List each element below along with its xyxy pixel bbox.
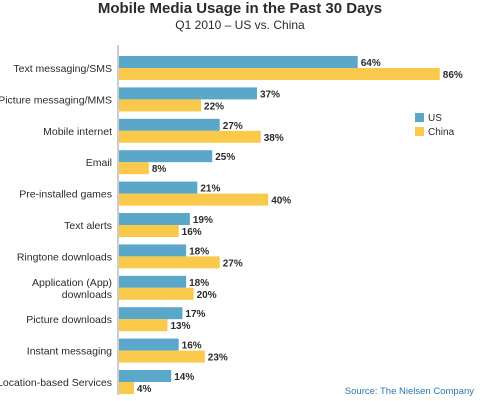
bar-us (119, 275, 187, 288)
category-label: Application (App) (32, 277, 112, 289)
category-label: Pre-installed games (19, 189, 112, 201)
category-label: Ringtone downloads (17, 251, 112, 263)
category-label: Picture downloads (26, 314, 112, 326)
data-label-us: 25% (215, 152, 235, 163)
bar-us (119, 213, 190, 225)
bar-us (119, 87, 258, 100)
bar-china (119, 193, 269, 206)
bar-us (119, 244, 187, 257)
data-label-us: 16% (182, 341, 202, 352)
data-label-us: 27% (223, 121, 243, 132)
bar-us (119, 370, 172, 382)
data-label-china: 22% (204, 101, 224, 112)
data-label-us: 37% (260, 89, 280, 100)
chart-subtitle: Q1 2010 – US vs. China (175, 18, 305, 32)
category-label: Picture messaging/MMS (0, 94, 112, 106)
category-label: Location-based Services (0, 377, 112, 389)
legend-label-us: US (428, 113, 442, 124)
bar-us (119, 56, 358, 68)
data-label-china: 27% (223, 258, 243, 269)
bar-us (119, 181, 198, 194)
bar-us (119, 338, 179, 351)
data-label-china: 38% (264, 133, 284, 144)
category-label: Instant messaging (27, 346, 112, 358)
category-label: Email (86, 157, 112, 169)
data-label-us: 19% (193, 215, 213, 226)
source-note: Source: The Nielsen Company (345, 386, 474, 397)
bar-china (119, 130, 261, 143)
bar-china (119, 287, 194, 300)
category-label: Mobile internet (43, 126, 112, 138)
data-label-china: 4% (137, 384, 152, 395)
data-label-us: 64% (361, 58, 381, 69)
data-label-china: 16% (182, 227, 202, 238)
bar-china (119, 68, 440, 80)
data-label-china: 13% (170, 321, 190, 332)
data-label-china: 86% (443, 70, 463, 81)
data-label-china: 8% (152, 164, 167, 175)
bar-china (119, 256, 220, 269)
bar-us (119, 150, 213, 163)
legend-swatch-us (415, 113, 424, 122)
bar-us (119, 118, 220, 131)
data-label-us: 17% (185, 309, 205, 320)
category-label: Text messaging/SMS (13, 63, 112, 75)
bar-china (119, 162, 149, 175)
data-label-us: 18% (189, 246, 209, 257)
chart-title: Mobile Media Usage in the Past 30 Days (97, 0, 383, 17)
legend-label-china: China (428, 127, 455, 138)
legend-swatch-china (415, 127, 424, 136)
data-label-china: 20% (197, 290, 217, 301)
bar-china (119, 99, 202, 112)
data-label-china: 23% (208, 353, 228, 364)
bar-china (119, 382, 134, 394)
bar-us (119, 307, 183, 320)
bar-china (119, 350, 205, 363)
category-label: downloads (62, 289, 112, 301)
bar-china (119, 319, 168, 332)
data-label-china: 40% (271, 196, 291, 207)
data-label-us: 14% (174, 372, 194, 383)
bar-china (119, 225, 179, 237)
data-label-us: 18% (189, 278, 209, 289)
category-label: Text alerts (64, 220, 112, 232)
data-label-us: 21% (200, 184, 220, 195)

◇ ◇ ◇ ◇ ◇ ◇ ◇

Task to carry out => Can you arrange every line of the records above as a Markdown table with the columns Row and Line, numbering the rows, skipping blank lines, and leaving the pictures out?

Output of the exercise =>
| Row | Line |
|---|---|
| 1 | List each element below along with its xyxy pixel bbox. |
| 2 | bar-us (119, 275, 187, 288) |
| 3 | category-label: Application (App) (32, 277, 112, 289) |
| 4 | category-label: Pre-installed games (19, 189, 112, 201) |
| 5 | category-label: Ringtone downloads (17, 251, 112, 263) |
| 6 | category-label: Picture downloads (26, 314, 112, 326) |
| 7 | data-label-us: 25% (215, 152, 235, 163) |
| 8 | bar-us (119, 213, 190, 225) |
| 9 | bar-us (119, 87, 258, 100) |
| 10 | bar-china (119, 193, 269, 206) |
| 11 | bar-us (119, 244, 187, 257) |
| 12 | data-label-us: 16% (182, 341, 202, 352) |
| 13 | data-label-us: 27% (223, 121, 243, 132) |
| 14 | bar-us (119, 370, 172, 382) |
| 15 | data-label-china: 22% (204, 101, 224, 112) |
| 16 | data-label-us: 37% (260, 89, 280, 100) |
| 17 | chart-subtitle: Q1 2010 – US vs. China (175, 18, 305, 32) |
| 18 | category-label: Picture messaging/MMS (0, 94, 112, 106) |
| 19 | category-label: Location-based Services (0, 377, 112, 389) |
| 20 | legend-label-us: US (428, 113, 442, 124) |
| 21 | bar-us (119, 56, 358, 68) |
| 22 | data-label-china: 27% (223, 258, 243, 269) |
| 23 | bar-us (119, 181, 198, 194) |
| 24 | bar-us (119, 338, 179, 351) |
| 25 | data-label-china: 38% (264, 133, 284, 144) |
| 26 | category-label: Instant messaging (27, 346, 112, 358) |
| 27 | category-label: Email (86, 157, 112, 169) |
| 28 | data-label-us: 19% (193, 215, 213, 226) |
| 29 | source-note: Source: The Nielsen Company (345, 386, 474, 397) |
| 30 | bar-china (119, 130, 261, 143) |
| 31 | bar-china (119, 287, 194, 300) |
| 32 | category-label: Mobile internet (43, 126, 112, 138) |
| 33 | data-label-china: 4% (137, 384, 152, 395) |
| 34 | data-label-us: 64% (361, 58, 381, 69) |
| 35 | data-label-china: 16% (182, 227, 202, 238) |
| 36 | bar-china (119, 68, 440, 80) |
| 37 | data-label-china: 13% (170, 321, 190, 332) |
| 38 | data-label-china: 86% (443, 70, 463, 81) |
| 39 | data-label-china: 8% (152, 164, 167, 175) |
| 40 | bar-china (119, 256, 220, 269) |
| 41 | bar-us (119, 150, 213, 163) |
| 42 | legend-swatch-us (415, 113, 424, 122) |
| 43 | bar-us (119, 118, 220, 131) |
| 44 | data-label-us: 17% (185, 309, 205, 320) |
| 45 | category-label: Text messaging/SMS (13, 63, 112, 75) |
| 46 | bar-china (119, 162, 149, 175) |
| 47 | data-label-us: 18% (189, 246, 209, 257) |
| 48 | chart-title: Mobile Media Usage in the Past 30 Days (97, 0, 383, 17) |
| 49 | legend-label-china: China (428, 127, 455, 138) |
| 50 | legend-swatch-china (415, 127, 424, 136) |
| 51 | data-label-china: 20% (197, 290, 217, 301) |
| 52 | bar-china (119, 99, 202, 112) |
| 53 | data-label-china: 23% (208, 353, 228, 364) |
| 54 | bar-china (119, 382, 134, 394) |
| 55 | bar-us (119, 307, 183, 320) |
| 56 | bar-china (119, 350, 205, 363) |
| 57 | category-label: downloads (62, 289, 112, 301) |
| 58 | bar-china (119, 319, 168, 332) |
| 59 | data-label-china: 40% (271, 196, 291, 207) |
| 60 | data-label-us: 14% (174, 372, 194, 383) |
| 61 | bar-china (119, 225, 179, 237) |
| 62 | data-label-us: 18% (189, 278, 209, 289) |
| 63 | category-label: Text alerts (64, 220, 112, 232) |
| 64 | data-label-us: 21% (200, 184, 220, 195) |